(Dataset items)
■ ■ ■ ■ ■
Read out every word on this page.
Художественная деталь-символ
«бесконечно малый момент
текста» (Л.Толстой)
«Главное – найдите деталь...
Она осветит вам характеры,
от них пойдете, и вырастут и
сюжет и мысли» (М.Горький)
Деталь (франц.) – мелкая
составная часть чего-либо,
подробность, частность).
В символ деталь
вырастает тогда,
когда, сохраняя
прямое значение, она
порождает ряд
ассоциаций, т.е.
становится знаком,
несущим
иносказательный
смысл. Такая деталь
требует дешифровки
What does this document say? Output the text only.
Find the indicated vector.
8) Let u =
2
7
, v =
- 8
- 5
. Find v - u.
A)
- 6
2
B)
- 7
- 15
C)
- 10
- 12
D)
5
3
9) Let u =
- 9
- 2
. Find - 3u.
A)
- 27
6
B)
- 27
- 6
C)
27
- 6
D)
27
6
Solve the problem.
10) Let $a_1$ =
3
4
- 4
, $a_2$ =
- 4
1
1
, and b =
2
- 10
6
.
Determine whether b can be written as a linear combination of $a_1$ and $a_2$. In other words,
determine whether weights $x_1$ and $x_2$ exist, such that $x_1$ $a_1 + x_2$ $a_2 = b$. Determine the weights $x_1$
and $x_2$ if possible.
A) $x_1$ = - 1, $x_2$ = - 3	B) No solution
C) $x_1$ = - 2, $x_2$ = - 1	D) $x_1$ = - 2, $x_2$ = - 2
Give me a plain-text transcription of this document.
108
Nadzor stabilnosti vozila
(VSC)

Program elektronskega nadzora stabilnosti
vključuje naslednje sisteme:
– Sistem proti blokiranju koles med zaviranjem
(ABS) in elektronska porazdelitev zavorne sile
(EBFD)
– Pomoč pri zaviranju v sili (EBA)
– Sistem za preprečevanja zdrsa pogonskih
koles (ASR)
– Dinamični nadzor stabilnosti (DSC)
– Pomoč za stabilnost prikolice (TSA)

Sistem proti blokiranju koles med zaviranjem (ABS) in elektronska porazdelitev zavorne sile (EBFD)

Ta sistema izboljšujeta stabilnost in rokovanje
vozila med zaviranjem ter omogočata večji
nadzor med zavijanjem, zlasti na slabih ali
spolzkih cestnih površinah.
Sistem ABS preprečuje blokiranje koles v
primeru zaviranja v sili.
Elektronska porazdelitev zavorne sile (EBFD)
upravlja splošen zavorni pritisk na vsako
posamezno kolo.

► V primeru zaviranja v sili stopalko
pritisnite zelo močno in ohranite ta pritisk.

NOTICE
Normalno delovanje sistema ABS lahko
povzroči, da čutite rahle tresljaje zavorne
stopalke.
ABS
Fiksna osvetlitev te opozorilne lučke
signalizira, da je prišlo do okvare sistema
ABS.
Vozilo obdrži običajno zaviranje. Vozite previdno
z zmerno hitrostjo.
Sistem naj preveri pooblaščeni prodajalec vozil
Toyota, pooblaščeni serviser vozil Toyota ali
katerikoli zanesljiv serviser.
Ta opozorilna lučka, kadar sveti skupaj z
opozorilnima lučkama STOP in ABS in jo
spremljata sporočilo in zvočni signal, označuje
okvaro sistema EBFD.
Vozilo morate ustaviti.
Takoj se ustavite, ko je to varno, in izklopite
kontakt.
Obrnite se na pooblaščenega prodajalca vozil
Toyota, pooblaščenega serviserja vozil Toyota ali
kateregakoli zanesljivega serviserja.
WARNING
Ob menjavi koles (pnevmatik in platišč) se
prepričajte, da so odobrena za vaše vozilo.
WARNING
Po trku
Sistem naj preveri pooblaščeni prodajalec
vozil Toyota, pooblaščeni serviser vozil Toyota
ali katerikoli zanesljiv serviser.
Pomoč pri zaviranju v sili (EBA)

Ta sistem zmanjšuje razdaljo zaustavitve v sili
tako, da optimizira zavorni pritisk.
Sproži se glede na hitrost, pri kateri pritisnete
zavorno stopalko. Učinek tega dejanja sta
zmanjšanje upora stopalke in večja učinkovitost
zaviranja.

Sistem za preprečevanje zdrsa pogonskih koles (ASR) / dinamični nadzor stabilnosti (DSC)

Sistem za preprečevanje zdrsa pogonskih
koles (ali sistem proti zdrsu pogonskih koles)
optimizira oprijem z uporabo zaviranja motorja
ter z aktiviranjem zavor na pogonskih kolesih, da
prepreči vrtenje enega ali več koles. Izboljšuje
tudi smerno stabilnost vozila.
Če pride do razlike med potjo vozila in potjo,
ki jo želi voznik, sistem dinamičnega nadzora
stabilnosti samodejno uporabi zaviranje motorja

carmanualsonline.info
■ ■ ■ ■ ■
# WORK REQUIRED:
Using the entries above, please restate each one word for word.

# EXPECTED OUTPUT:
Read out every word on this page.
Художественная деталь-символ
«бесконечно малый момент
текста» (Л.Толстой)
«Главное – найдите деталь...
Она осветит вам характеры,
от них пойдете, и вырастут и
сюжет и мысли» (М.Горький)
Деталь (франц.) – мелкая
составная часть чего-либо,
подробность, частность).
В символ деталь
вырастает тогда,
когда, сохраняя
прямое значение, она
порождает ряд
ассоциаций, т.е.
становится знаком,
несущим
иносказательный
смысл. Такая деталь
требует дешифровки
What does this document say? Output the text only.
Find the indicated vector.
8) Let u =
2
7
, v =
- 8
- 5
. Find v - u.
A)
- 6
2
B)
- 7
- 15
C)
- 10
- 12
D)
5
3
9) Let u =
- 9
- 2
. Find - 3u.
A)
- 27
6
B)
- 27
- 6
C)
27
- 6
D)
27
6
Solve the problem.
10) Let $a_1$ =
3
4
- 4
, $a_2$ =
- 4
1
1
, and b =
2
- 10
6
.
Determine whether b can be written as a linear combination of $a_1$ and $a_2$. In other words,
determine whether weights $x_1$ and $x_2$ exist, such that $x_1$ $a_1 + x_2$ $a_2 = b$. Determine the weights $x_1$
and $x_2$ if possible.
A) $x_1$ = - 1, $x_2$ = - 3	B) No solution
C) $x_1$ = - 2, $x_2$ = - 1	D) $x_1$ = - 2, $x_2$ = - 2
Give me a plain-text transcription of this document.
108
Nadzor stabilnosti vozila
(VSC)

Program elektronskega nadzora stabilnosti
vključuje naslednje sisteme:
– Sistem proti blokiranju koles med zaviranjem
(ABS) in elektronska porazdelitev zavorne sile
(EBFD)
– Pomoč pri zaviranju v sili (EBA)
– Sistem za preprečevanja zdrsa pogonskih
koles (ASR)
– Dinamični nadzor stabilnosti (DSC)
– Pomoč za stabilnost prikolice (TSA)

Sistem proti blokiranju koles med zaviranjem (ABS) in elektronska porazdelitev zavorne sile (EBFD)

Ta sistema izboljšujeta stabilnost in rokovanje
vozila med zaviranjem ter omogočata večji
nadzor med zavijanjem, zlasti na slabih ali
spolzkih cestnih površinah.
Sistem ABS preprečuje blokiranje koles v
primeru zaviranja v sili.
Elektronska porazdelitev zavorne sile (EBFD)
upravlja splošen zavorni pritisk na vsako
posamezno kolo.

► V primeru zaviranja v sili stopalko
pritisnite zelo močno in ohranite ta pritisk.

NOTICE
Normalno delovanje sistema ABS lahko
povzroči, da čutite rahle tresljaje zavorne
stopalke.
ABS
Fiksna osvetlitev te opozorilne lučke
signalizira, da je prišlo do okvare sistema
ABS.
Vozilo obdrži običajno zaviranje. Vozite previdno
z zmerno hitrostjo.
Sistem naj preveri pooblaščeni prodajalec vozil
Toyota, pooblaščeni serviser vozil Toyota ali
katerikoli zanesljiv serviser.
Ta opozorilna lučka, kadar sveti skupaj z
opozorilnima lučkama STOP in ABS in jo
spremljata sporočilo in zvočni signal, označuje
okvaro sistema EBFD.
Vozilo morate ustaviti.
Takoj se ustavite, ko je to varno, in izklopite
kontakt.
Obrnite se na pooblaščenega prodajalca vozil
Toyota, pooblaščenega serviserja vozil Toyota ali
kateregakoli zanesljivega serviserja.
WARNING
Ob menjavi koles (pnevmatik in platišč) se
prepričajte, da so odobrena za vaše vozilo.
WARNING
Po trku
Sistem naj preveri pooblaščeni prodajalec
vozil Toyota, pooblaščeni serviser vozil Toyota
ali katerikoli zanesljiv serviser.
Pomoč pri zaviranju v sili (EBA)

Ta sistem zmanjšuje razdaljo zaustavitve v sili
tako, da optimizira zavorni pritisk.
Sproži se glede na hitrost, pri kateri pritisnete
zavorno stopalko. Učinek tega dejanja sta
zmanjšanje upora stopalke in večja učinkovitost
zaviranja.

Sistem za preprečevanje zdrsa pogonskih koles (ASR) / dinamični nadzor stabilnosti (DSC)

Sistem za preprečevanje zdrsa pogonskih
koles (ali sistem proti zdrsu pogonskih koles)
optimizira oprijem z uporabo zaviranja motorja
ter z aktiviranjem zavor na pogonskih kolesih, da
prepreči vrtenje enega ali več koles. Izboljšuje
tudi smerno stabilnost vozila.
Če pride do razlike med potjo vozila in potjo,
ki jo želi voznik, sistem dinamičnega nadzora
stabilnosti samodejno uporabi zaviranje motorja

carmanualsonline.info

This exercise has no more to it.